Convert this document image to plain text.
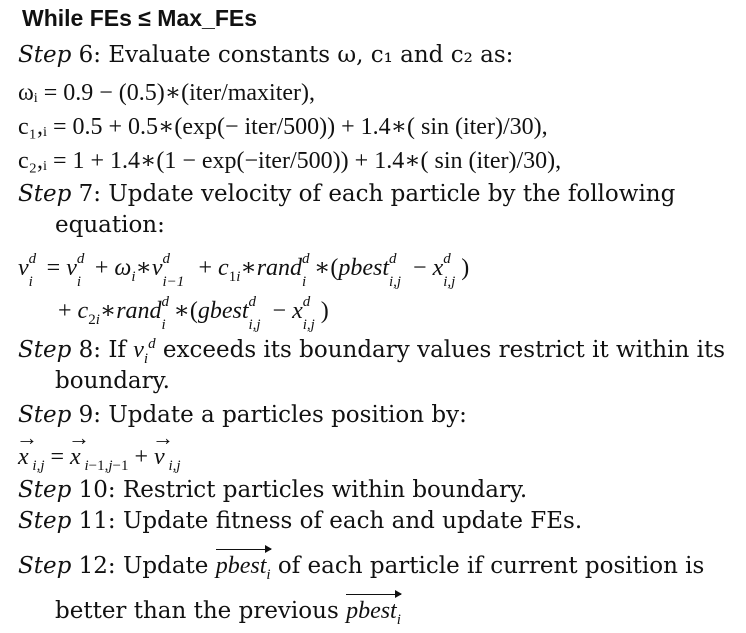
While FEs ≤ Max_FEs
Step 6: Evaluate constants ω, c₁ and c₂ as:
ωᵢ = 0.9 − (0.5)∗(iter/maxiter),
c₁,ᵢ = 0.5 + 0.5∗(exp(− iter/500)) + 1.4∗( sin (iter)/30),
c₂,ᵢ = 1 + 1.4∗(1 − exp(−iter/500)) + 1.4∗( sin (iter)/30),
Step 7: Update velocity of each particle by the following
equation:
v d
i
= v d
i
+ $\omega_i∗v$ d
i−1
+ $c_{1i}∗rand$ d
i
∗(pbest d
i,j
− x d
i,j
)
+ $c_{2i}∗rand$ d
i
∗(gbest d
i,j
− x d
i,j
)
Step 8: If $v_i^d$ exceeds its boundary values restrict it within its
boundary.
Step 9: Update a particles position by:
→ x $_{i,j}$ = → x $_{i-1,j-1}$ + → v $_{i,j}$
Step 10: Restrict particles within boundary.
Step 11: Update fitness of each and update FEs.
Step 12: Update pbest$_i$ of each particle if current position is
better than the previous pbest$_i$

........

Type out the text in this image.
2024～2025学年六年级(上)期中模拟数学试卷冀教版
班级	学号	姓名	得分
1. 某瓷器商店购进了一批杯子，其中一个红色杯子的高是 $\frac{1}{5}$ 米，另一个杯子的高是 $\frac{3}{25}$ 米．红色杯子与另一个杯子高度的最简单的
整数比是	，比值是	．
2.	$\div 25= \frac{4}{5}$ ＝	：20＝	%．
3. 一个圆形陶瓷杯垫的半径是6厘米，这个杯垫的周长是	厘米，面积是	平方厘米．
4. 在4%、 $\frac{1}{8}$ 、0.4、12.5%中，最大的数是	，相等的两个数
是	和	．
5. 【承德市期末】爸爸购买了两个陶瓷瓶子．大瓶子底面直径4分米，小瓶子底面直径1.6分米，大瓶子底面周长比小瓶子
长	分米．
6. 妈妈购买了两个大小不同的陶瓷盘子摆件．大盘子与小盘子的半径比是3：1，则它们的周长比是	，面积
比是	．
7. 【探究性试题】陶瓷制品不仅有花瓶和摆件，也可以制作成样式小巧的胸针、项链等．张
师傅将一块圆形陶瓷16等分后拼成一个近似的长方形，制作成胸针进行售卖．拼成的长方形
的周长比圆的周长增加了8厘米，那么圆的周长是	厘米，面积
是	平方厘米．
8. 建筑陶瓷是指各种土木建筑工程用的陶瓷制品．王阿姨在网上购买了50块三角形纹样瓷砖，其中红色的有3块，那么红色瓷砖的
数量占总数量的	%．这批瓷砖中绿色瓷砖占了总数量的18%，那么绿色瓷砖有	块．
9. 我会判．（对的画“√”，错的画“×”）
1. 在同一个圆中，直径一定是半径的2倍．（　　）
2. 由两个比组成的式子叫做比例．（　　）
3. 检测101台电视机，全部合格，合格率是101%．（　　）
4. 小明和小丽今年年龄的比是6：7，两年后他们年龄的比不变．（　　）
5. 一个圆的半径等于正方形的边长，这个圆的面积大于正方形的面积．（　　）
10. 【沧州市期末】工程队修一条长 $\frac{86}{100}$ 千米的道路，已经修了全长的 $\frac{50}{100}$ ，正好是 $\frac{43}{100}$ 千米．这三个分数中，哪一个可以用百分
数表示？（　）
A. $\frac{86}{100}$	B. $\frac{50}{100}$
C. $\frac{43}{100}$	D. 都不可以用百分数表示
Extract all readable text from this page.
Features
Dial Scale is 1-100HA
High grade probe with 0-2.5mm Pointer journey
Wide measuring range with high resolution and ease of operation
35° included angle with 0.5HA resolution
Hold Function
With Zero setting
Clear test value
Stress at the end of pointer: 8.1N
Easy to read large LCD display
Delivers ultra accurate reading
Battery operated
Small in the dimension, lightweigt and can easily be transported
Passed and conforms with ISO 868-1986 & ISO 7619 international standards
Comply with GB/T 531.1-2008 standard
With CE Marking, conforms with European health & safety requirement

........

What is asked =>
Report only how many lines in the records contain the word "boundary".

Exercise result =>
3